- **RECORDED INFORMATION**
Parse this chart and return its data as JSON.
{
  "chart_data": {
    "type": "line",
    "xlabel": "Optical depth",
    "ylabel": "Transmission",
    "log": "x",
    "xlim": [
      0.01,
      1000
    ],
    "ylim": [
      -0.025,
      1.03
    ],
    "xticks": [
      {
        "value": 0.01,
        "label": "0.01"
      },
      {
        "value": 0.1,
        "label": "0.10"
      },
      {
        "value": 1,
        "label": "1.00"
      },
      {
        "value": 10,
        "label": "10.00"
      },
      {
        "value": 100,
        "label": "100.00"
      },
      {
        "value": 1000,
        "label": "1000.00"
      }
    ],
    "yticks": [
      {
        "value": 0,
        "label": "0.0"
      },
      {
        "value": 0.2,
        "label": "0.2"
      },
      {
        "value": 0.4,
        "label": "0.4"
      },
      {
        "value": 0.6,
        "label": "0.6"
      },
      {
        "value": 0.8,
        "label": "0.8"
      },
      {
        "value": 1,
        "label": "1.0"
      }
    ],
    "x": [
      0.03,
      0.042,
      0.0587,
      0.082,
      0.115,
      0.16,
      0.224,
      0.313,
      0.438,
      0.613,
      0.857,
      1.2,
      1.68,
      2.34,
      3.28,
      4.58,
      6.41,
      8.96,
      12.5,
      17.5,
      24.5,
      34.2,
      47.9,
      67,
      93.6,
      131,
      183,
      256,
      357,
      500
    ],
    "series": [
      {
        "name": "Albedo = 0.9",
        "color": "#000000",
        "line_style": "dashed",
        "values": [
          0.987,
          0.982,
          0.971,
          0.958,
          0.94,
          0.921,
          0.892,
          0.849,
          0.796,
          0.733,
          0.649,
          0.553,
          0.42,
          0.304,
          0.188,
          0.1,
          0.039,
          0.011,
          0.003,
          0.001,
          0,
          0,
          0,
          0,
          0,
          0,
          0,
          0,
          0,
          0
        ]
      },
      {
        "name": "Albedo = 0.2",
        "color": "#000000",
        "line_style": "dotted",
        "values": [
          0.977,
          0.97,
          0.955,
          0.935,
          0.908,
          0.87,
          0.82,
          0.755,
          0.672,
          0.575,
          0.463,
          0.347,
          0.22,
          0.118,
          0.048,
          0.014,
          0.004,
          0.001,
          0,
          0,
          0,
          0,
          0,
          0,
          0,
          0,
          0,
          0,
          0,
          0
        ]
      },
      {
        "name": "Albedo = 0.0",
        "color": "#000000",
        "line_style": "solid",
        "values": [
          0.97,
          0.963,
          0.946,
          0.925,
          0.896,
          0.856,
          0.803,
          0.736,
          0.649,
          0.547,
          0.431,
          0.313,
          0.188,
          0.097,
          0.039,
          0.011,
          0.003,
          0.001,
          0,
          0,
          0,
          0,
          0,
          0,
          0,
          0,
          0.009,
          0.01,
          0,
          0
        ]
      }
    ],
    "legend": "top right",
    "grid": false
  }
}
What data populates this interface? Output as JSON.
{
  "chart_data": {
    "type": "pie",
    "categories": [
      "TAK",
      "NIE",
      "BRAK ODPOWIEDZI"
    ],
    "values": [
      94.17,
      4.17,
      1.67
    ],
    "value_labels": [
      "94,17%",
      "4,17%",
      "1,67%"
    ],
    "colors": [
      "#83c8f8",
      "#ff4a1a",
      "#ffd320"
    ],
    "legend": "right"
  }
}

- **EXERCISE BRIEF**
Repeat each entry word for word.

- **EXERCISE ANSWER**
Parse this chart and return its data as JSON.
{
  "chart_data": {
    "type": "line",
    "xlabel": "Optical depth",
    "ylabel": "Transmission",
    "log": "x",
    "xlim": [
      0.01,
      1000
    ],
    "ylim": [
      -0.025,
      1.03
    ],
    "xticks": [
      {
        "value": 0.01,
        "label": "0.01"
      },
      {
        "value": 0.1,
        "label": "0.10"
      },
      {
        "value": 1,
        "label": "1.00"
      },
      {
        "value": 10,
        "label": "10.00"
      },
      {
        "value": 100,
        "label": "100.00"
      },
      {
        "value": 1000,
        "label": "1000.00"
      }
    ],
    "yticks": [
      {
        "value": 0,
        "label": "0.0"
      },
      {
        "value": 0.2,
        "label": "0.2"
      },
      {
        "value": 0.4,
        "label": "0.4"
      },
      {
        "value": 0.6,
        "label": "0.6"
      },
      {
        "value": 0.8,
        "label": "0.8"
      },
      {
        "value": 1,
        "label": "1.0"
      }
    ],
    "x": [
      0.03,
      0.042,
      0.0587,
      0.082,
      0.115,
      0.16,
      0.224,
      0.313,
      0.438,
      0.613,
      0.857,
      1.2,
      1.68,
      2.34,
      3.28,
      4.58,
      6.41,
      8.96,
      12.5,
      17.5,
      24.5,
      34.2,
      47.9,
      67,
      93.6,
      131,
      183,
      256,
      357,
      500
    ],
    "series": [
      {
        "name": "Albedo = 0.9",
        "color": "#000000",
        "line_style": "dashed",
        "values": [
          0.987,
          0.982,
          0.971,
          0.958,
          0.94,
          0.921,
          0.892,
          0.849,
          0.796,
          0.733,
          0.649,
          0.553,
          0.42,
          0.304,
          0.188,
          0.1,
          0.039,
          0.011,
          0.003,
          0.001,
          0,
          0,
          0,
          0,
          0,
          0,
          0,
          0,
          0,
          0
        ]
      },
      {
        "name": "Albedo = 0.2",
        "color": "#000000",
        "line_style": "dotted",
        "values": [
          0.977,
          0.97,
          0.955,
          0.935,
          0.908,
          0.87,
          0.82,
          0.755,
          0.672,
          0.575,
          0.463,
          0.347,
          0.22,
          0.118,
          0.048,
          0.014,
          0.004,
          0.001,
          0,
          0,
          0,
          0,
          0,
          0,
          0,
          0,
          0,
          0,
          0,
          0
        ]
      },
      {
        "name": "Albedo = 0.0",
        "color": "#000000",
        "line_style": "solid",
        "values": [
          0.97,
          0.963,
          0.946,
          0.925,
          0.896,
          0.856,
          0.803,
          0.736,
          0.649,
          0.547,
          0.431,
          0.313,
          0.188,
          0.097,
          0.039,
          0.011,
          0.003,
          0.001,
          0,
          0,
          0,
          0,
          0,
          0,
          0,
          0,
          0.009,
          0.01,
          0,
          0
        ]
      }
    ],
    "legend": "top right",
    "grid": false
  }
}
What data populates this interface? Output as JSON.
{
  "chart_data": {
    "type": "pie",
    "categories": [
      "TAK",
      "NIE",
      "BRAK ODPOWIEDZI"
    ],
    "values": [
      94.17,
      4.17,
      1.67
    ],
    "value_labels": [
      "94,17%",
      "4,17%",
      "1,67%"
    ],
    "colors": [
      "#83c8f8",
      "#ff4a1a",
      "#ffd320"
    ],
    "legend": "right"
  }
}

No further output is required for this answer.